-- START OF ITEMS --

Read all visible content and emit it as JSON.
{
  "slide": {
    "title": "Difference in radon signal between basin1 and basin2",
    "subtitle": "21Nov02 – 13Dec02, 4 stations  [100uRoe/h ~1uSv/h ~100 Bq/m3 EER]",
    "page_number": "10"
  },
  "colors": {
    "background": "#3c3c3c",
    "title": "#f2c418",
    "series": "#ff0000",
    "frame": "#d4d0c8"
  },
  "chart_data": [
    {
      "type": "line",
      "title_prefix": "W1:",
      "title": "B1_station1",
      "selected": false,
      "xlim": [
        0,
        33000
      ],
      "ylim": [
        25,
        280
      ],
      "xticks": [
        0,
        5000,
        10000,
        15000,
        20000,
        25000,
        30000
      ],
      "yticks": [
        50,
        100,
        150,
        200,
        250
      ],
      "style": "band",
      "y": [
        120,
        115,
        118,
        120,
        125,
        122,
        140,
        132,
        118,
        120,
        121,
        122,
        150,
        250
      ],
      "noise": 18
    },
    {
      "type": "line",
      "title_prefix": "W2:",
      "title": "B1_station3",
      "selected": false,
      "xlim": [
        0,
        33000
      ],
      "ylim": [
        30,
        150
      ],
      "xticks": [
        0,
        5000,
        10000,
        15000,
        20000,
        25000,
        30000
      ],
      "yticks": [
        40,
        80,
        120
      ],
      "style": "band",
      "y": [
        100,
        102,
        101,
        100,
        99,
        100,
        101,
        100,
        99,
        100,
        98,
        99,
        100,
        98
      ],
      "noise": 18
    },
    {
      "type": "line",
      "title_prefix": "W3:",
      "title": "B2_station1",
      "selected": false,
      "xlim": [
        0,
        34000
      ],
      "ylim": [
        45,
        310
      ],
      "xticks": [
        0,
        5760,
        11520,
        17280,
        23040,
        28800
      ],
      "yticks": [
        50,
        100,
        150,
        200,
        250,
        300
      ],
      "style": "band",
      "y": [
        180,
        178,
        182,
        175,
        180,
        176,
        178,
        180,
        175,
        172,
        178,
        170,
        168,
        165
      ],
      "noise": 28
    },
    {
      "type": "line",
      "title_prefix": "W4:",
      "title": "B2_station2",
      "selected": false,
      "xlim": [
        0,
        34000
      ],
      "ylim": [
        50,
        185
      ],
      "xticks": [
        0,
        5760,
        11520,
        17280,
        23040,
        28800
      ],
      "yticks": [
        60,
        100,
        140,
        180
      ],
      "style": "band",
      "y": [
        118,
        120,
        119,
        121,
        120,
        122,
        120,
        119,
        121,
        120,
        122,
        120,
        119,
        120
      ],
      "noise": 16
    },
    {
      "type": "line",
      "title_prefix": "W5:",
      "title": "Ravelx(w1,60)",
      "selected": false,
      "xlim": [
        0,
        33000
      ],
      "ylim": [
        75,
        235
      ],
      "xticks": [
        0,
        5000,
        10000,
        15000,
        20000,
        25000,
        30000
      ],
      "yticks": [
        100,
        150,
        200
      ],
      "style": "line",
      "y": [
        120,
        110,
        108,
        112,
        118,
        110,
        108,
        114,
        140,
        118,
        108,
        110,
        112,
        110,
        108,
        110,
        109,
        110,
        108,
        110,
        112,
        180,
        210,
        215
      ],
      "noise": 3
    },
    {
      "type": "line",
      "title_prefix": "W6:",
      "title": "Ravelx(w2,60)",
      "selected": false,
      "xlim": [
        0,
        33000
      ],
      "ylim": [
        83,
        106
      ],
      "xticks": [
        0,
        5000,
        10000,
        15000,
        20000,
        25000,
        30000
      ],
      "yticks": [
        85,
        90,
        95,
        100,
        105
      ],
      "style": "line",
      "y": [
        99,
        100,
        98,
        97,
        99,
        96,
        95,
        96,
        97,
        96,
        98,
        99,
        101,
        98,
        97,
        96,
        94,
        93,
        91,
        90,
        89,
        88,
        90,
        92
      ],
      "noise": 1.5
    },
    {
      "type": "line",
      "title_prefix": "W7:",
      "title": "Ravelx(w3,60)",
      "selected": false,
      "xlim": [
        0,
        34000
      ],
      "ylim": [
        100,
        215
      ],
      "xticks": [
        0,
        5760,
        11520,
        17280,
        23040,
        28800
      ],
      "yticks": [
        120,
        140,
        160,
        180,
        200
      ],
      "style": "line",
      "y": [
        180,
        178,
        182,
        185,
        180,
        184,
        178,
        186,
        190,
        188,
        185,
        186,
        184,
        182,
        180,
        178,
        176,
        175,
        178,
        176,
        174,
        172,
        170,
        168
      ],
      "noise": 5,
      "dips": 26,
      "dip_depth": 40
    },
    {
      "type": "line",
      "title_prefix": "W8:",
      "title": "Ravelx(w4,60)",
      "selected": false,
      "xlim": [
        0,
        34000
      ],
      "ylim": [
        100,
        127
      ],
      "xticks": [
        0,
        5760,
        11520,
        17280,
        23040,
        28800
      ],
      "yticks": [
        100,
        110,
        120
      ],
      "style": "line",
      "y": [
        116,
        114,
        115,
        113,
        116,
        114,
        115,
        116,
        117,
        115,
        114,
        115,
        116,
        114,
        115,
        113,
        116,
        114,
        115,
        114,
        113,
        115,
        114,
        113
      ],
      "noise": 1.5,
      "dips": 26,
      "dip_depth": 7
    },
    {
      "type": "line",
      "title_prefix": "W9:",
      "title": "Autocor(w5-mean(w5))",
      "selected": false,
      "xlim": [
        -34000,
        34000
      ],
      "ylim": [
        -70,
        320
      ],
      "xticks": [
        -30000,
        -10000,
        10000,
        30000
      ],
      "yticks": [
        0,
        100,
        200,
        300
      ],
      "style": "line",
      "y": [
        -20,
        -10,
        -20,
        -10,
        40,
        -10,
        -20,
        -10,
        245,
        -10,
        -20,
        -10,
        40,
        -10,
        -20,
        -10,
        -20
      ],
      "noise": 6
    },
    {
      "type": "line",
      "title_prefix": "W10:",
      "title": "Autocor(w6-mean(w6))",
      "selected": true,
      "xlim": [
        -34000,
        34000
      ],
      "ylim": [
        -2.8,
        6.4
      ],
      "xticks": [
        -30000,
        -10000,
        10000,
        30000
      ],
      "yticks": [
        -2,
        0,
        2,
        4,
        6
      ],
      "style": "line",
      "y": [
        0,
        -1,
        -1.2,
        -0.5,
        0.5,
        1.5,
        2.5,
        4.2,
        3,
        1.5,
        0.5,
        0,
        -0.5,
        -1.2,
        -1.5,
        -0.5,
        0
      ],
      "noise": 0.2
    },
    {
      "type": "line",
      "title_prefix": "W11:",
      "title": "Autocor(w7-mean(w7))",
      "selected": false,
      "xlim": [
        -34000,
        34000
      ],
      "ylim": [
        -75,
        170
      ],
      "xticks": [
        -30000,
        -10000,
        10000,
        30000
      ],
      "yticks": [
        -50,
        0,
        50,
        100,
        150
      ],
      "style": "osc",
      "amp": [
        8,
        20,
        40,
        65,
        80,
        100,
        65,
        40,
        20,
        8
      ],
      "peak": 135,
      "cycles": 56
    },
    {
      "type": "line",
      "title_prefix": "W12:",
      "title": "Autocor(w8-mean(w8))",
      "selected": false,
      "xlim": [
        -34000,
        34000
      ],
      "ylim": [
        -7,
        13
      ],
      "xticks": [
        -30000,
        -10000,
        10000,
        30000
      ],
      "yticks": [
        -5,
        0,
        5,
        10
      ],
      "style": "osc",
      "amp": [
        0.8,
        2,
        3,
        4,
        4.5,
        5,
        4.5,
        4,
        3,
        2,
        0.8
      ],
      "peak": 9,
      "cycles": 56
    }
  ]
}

-- END OF ITEMS --
-- START OF ITEMS --

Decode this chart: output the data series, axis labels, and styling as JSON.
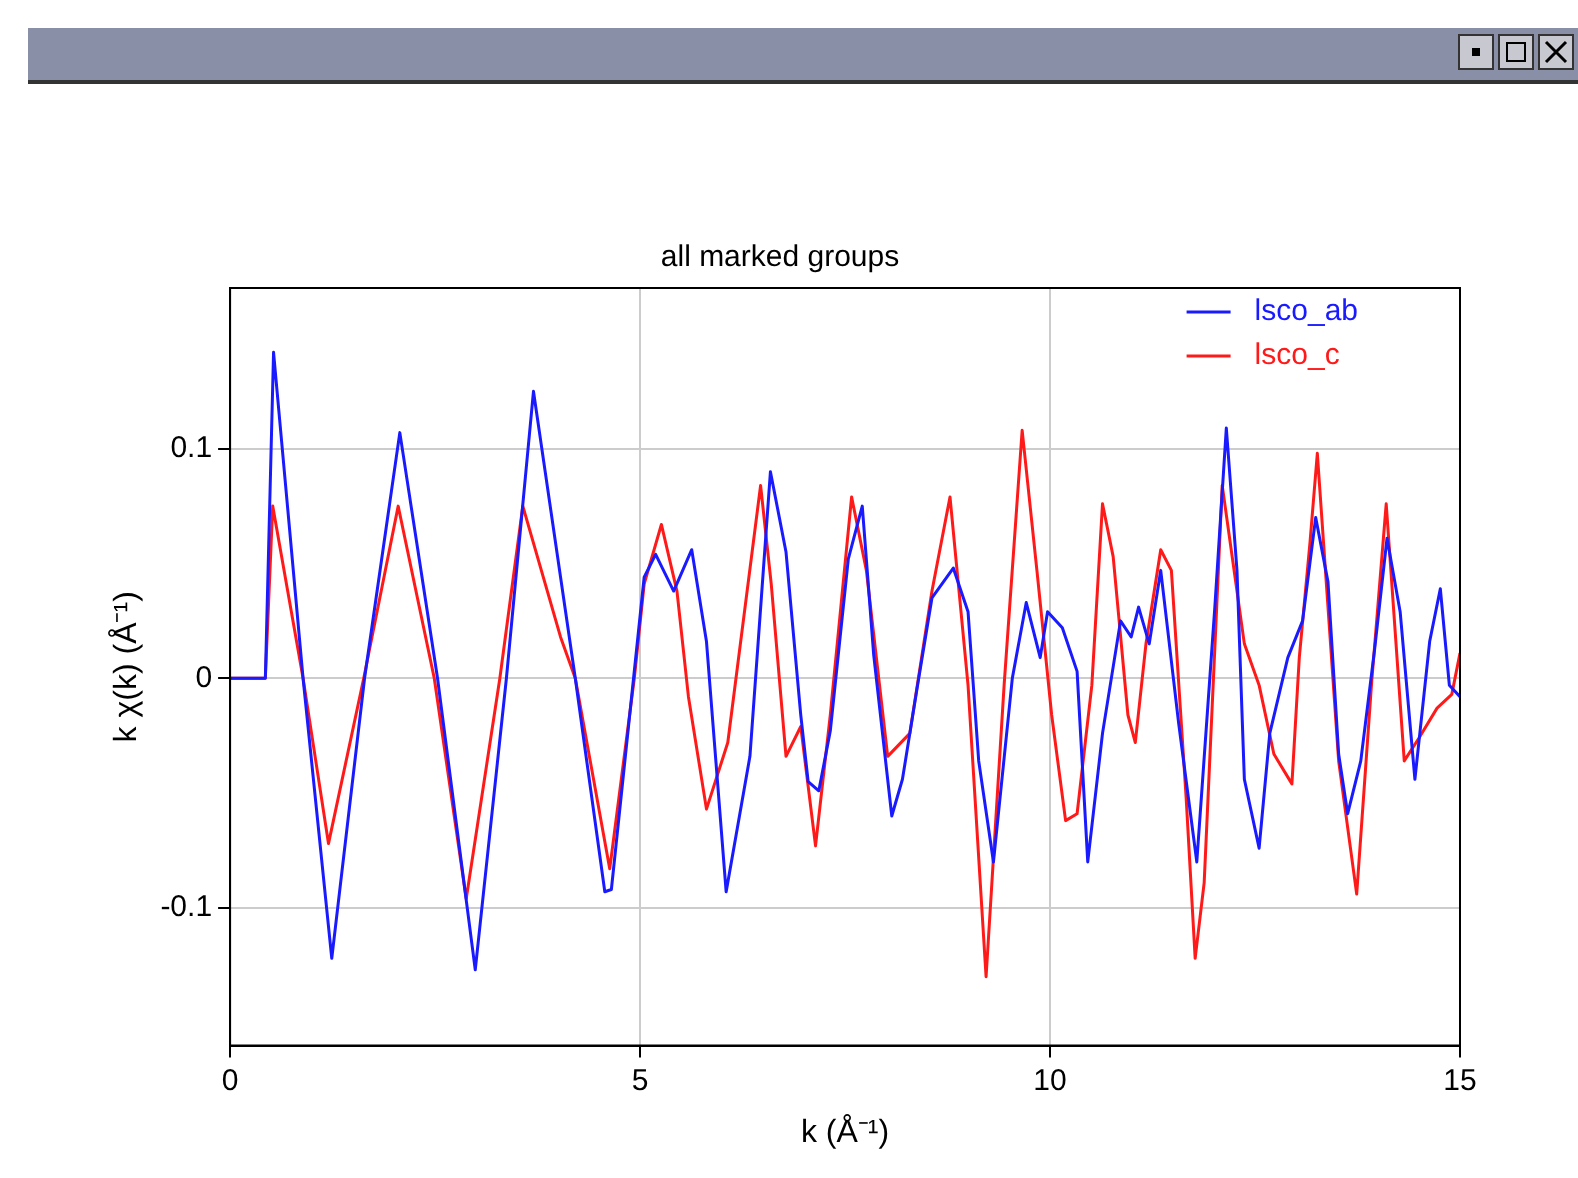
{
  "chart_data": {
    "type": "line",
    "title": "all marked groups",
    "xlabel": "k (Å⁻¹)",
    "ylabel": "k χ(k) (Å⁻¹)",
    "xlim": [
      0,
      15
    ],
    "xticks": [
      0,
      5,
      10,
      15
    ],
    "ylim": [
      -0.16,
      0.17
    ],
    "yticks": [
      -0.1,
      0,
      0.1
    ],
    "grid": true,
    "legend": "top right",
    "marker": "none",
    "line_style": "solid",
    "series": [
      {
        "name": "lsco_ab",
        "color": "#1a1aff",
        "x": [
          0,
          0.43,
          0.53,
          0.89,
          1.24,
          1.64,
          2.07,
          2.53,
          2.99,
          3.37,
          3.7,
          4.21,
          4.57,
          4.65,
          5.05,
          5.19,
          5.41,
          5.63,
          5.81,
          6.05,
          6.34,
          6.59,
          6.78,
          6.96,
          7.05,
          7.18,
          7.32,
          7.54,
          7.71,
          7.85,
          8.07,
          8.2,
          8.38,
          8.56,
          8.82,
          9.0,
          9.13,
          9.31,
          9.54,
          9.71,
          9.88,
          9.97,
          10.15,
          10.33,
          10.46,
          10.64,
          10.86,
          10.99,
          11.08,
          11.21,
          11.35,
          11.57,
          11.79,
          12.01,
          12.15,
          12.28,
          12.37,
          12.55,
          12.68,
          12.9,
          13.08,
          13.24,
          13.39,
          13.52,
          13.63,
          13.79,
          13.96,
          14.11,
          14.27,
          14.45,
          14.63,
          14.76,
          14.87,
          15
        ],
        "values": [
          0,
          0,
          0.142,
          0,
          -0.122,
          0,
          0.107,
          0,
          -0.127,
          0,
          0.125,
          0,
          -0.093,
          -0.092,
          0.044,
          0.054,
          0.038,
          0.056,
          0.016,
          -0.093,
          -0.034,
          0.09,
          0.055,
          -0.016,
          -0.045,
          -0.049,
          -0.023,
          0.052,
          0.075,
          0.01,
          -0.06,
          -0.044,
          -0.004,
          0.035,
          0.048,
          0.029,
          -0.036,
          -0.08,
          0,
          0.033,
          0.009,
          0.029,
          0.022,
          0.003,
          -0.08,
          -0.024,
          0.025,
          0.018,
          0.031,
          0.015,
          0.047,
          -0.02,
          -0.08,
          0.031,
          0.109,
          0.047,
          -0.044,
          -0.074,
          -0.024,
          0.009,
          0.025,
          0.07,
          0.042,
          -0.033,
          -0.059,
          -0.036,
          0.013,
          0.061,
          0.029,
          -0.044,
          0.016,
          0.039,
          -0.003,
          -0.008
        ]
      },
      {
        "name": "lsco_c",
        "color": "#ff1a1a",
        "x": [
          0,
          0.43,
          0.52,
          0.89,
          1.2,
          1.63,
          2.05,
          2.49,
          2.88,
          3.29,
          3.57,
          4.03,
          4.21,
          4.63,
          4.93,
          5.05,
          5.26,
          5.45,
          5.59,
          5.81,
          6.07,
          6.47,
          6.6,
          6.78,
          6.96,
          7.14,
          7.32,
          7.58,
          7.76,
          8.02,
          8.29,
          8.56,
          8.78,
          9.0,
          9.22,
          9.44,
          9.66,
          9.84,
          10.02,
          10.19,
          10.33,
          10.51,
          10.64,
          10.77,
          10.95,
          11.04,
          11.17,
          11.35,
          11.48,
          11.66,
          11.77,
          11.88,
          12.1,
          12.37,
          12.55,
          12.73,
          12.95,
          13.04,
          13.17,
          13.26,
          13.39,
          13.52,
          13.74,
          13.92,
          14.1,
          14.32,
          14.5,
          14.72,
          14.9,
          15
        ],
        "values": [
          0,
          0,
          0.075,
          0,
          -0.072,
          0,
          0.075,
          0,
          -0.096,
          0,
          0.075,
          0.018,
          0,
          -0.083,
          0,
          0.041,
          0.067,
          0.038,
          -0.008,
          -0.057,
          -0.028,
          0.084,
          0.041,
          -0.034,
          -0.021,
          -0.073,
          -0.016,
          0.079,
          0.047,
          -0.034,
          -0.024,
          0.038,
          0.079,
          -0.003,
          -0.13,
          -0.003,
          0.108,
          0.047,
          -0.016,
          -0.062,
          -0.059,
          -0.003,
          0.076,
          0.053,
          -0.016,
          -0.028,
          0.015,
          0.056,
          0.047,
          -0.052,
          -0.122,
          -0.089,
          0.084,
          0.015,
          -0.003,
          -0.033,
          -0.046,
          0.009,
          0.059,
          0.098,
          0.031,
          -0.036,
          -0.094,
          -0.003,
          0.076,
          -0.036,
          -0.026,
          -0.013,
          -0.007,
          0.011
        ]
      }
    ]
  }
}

-- END OF ITEMS --

▸ SHORT EXERCISE
Search the lines above for the string "noise" and copy each line that has it.

▸ PROBLEM SOLUTION
      "noise": 18
      "noise": 18
      "noise": 28
      "noise": 16
      "noise": 3
      "noise": 1.5
      "noise": 5,
      "noise": 1.5,
      "noise": 6
      "noise": 0.2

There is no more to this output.